## START DATA LINES

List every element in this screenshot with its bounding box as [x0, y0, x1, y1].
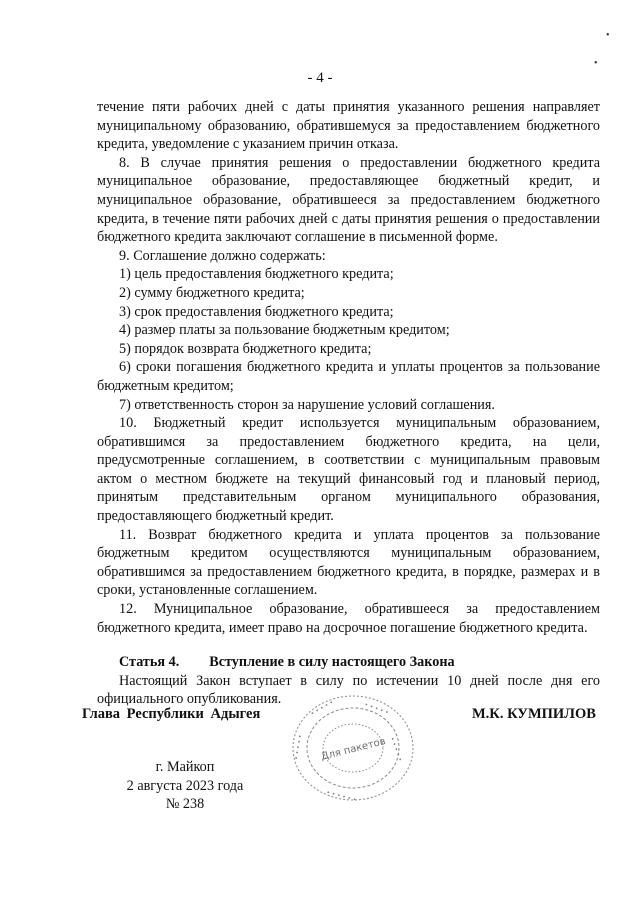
list-item: 4) размер платы за пользование бюджетным кредитом;	[119, 322, 450, 339]
city: г. Майкоп	[155, 759, 215, 775]
paragraph: 12. Муниципальное образование, обратившееся за предоставлением бюджетного кредита, имеет право на досрочное погашение бюджетного кредита.	[97, 601, 600, 636]
paragraph: 8. В случае принятия решения о предоставлении бюджетного кредита муниципальное образование, предоставляющее бюджетный кредит, и муниципальное образование, обратившееся за предоставлением бюджетного кредита, в течение пяти рабочих дней с даты принятия решения о предоставлении бюджетного кредита заключают соглашение в письменной форме.	[97, 154, 600, 246]
list-item: 2) сумму бюджетного кредита;	[119, 284, 305, 301]
paragraph: 11. Возврат бюджетного кредита и уплата процентов за пользование бюджетным кредитом осуществляются муниципальным образованием, обратившимся за предоставлением бюджетного кредита, в порядке, размерах и в сроки, установленные соглашением.	[97, 526, 600, 599]
paragraph: течение пяти рабочих дней с даты принятия указанного решения направляет муниципальному образованию, обратившемуся за предоставлением бюджетного кредита, уведомление с указанием причин отказа.	[97, 99, 600, 153]
svg-text:• • • • •: • • • • •	[309, 699, 335, 718]
page-number: - 4 -	[307, 70, 333, 86]
svg-text:• • • • • •: • • • • • •	[325, 789, 358, 804]
svg-text:• • • • •: • • • • •	[388, 736, 404, 763]
svg-text:• • • • •: • • • • •	[363, 701, 390, 717]
article-text: Настоящий Закон вступает в силу по истечении 10 дней после дня его официального опубликования.	[97, 672, 600, 708]
document-date: 2 августа 2023 года	[126, 777, 244, 794]
article-heading	[97, 653, 600, 672]
article-title: Вступление в силу настоящего Закона	[209, 654, 455, 671]
corner-mark: •	[606, 30, 610, 41]
corner-mark: •	[594, 58, 598, 69]
signatory-position: Глава Республики Адыгея	[82, 706, 261, 722]
article-number: Статья 4.	[119, 654, 180, 671]
official-stamp	[286, 688, 420, 808]
document-body	[97, 98, 600, 709]
svg-text:• • • • •: • • • • •	[293, 734, 305, 761]
document-footer	[110, 758, 260, 814]
signatory-name: М.К. КУМПИЛОВ	[472, 706, 596, 722]
list-item: 3) срок предоставления бюджетного кредита;	[119, 303, 394, 320]
list-item: 7) ответственность сторон за нарушение условий соглашения.	[119, 396, 495, 413]
stamp-seal-icon	[286, 688, 420, 808]
paragraph: 10. Бюджетный кредит используется муниципальным образованием, обратившимся за предоставлением бюджетного кредита, на цели, предусмотренные соглашением, в соответствии с муниципальным правовым актом о местном бюджете на текущий финансовый год и плановый период, принятым представительным органом муниципального образования, предоставляющего бюджетный кредит.	[97, 415, 600, 525]
document-number: № 238	[165, 796, 205, 812]
list-item: 1) цель предоставления бюджетного кредита;	[119, 266, 394, 283]
list-item: 6) сроки погашения бюджетного кредита и уплаты процентов за пользование бюджетным кредитом;	[97, 359, 600, 394]
paragraph: 9. Соглашение должно содержать:	[119, 247, 326, 264]
list-item: 5) порядок возврата бюджетного кредита;	[119, 340, 372, 357]
stamp-text: Для пакетов	[319, 736, 387, 763]
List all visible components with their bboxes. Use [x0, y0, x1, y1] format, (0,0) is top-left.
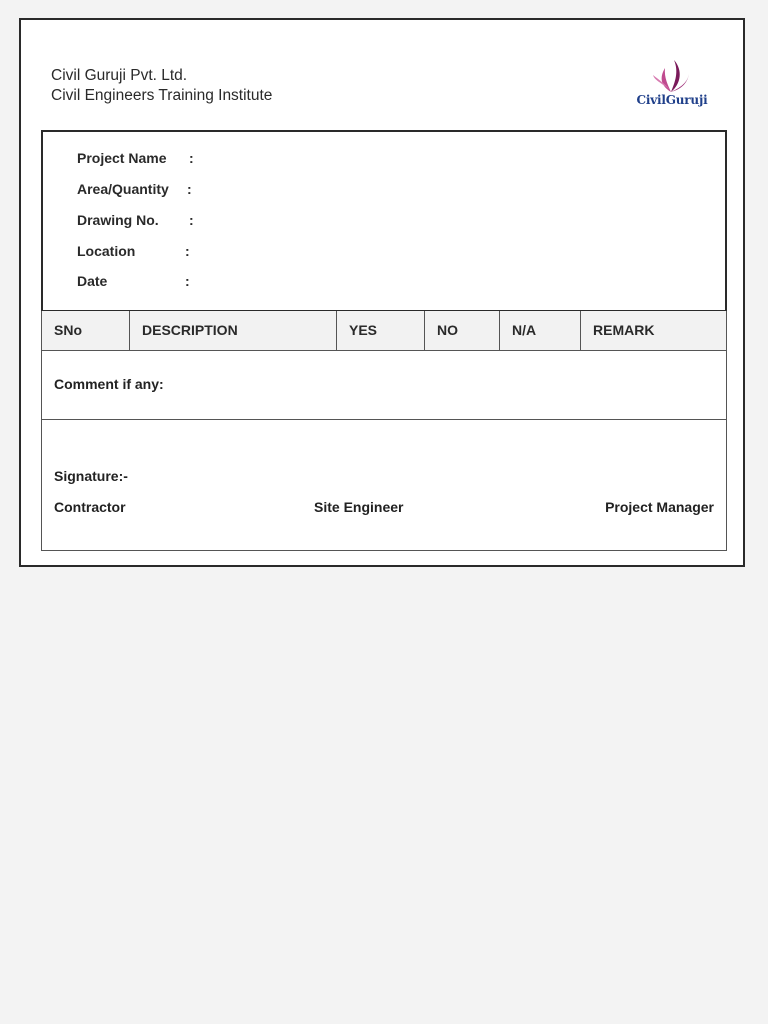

## END DATA LINES

*PROBLEM TO WORK ON:* Can you edit the items above, changing "bounding box" to "bounding rectangle" and leaving everything else untouched? Omit the pictures from your answer.

*EXERCISE SOLUTION:*
List every element in this screenshot with its bounding rectangle as [x0, y0, x1, y1].
list-item: 4) размер платы за пользование бюджетным кредитом;	[119, 322, 450, 339]
city: г. Майкоп	[155, 759, 215, 775]
paragraph: 12. Муниципальное образование, обратившееся за предоставлением бюджетного кредита, имеет право на досрочное погашение бюджетного кредита.	[97, 601, 600, 636]
paragraph: 8. В случае принятия решения о предоставлении бюджетного кредита муниципальное образование, предоставляющее бюджетный кредит, и муниципальное образование, обратившееся за предоставлением бюджетного кредита, в течение пяти рабочих дней с даты принятия решения о предоставлении бюджетного кредита заключают соглашение в письменной форме.	[97, 154, 600, 246]
list-item: 2) сумму бюджетного кредита;	[119, 284, 305, 301]
paragraph: 11. Возврат бюджетного кредита и уплата процентов за пользование бюджетным кредитом осуществляются муниципальным образованием, обратившимся за предоставлением бюджетного кредита, в порядке, размерах и в сроки, установленные соглашением.	[97, 526, 600, 599]
paragraph: течение пяти рабочих дней с даты принятия указанного решения направляет муниципальному образованию, обратившемуся за предоставлением бюджетного кредита, уведомление с указанием причин отказа.	[97, 99, 600, 153]
svg-text:• • • • •: • • • • •	[309, 699, 335, 718]
page-number: - 4 -	[307, 70, 333, 86]
svg-text:• • • • • •: • • • • • •	[325, 789, 358, 804]
svg-text:• • • • •: • • • • •	[388, 736, 404, 763]
svg-text:• • • • •: • • • • •	[363, 701, 390, 717]
article-text: Настоящий Закон вступает в силу по истечении 10 дней после дня его официального опубликования.	[97, 672, 600, 708]
document-date: 2 августа 2023 года	[126, 777, 244, 794]
article-heading	[97, 653, 600, 672]
article-title: Вступление в силу настоящего Закона	[209, 654, 455, 671]
corner-mark: •	[606, 30, 610, 41]
corner-mark: •	[594, 58, 598, 69]
signatory-position: Глава Республики Адыгея	[82, 706, 261, 722]
article-number: Статья 4.	[119, 654, 180, 671]
official-stamp	[286, 688, 420, 808]
document-body	[97, 98, 600, 709]
svg-text:• • • • •: • • • • •	[293, 734, 305, 761]
document-footer	[110, 758, 260, 814]
signatory-name: М.К. КУМПИЛОВ	[472, 706, 596, 722]
list-item: 3) срок предоставления бюджетного кредита;	[119, 303, 394, 320]
list-item: 7) ответственность сторон за нарушение условий соглашения.	[119, 396, 495, 413]
stamp-seal-icon	[286, 688, 420, 808]
paragraph: 10. Бюджетный кредит используется муниципальным образованием, обратившимся за предоставлением бюджетного кредита, на цели, предусмотренные соглашением, в соответствии с муниципальным правовым актом о местном бюджете на текущий финансовый год и плановый период, принятым представительным органом муниципального образования, предоставляющего бюджетный кредит.	[97, 415, 600, 525]
document-number: № 238	[165, 796, 205, 812]
list-item: 1) цель предоставления бюджетного кредита;	[119, 266, 394, 283]
list-item: 6) сроки погашения бюджетного кредита и уплаты процентов за пользование бюджетным кредитом;	[97, 359, 600, 394]
paragraph: 9. Соглашение должно содержать:	[119, 247, 326, 264]
list-item: 5) порядок возврата бюджетного кредита;	[119, 340, 372, 357]
stamp-text: Для пакетов	[319, 736, 387, 763]
List all visible components with their bboxes. Use [x0, y0, x1, y1] format, (0,0) is top-left.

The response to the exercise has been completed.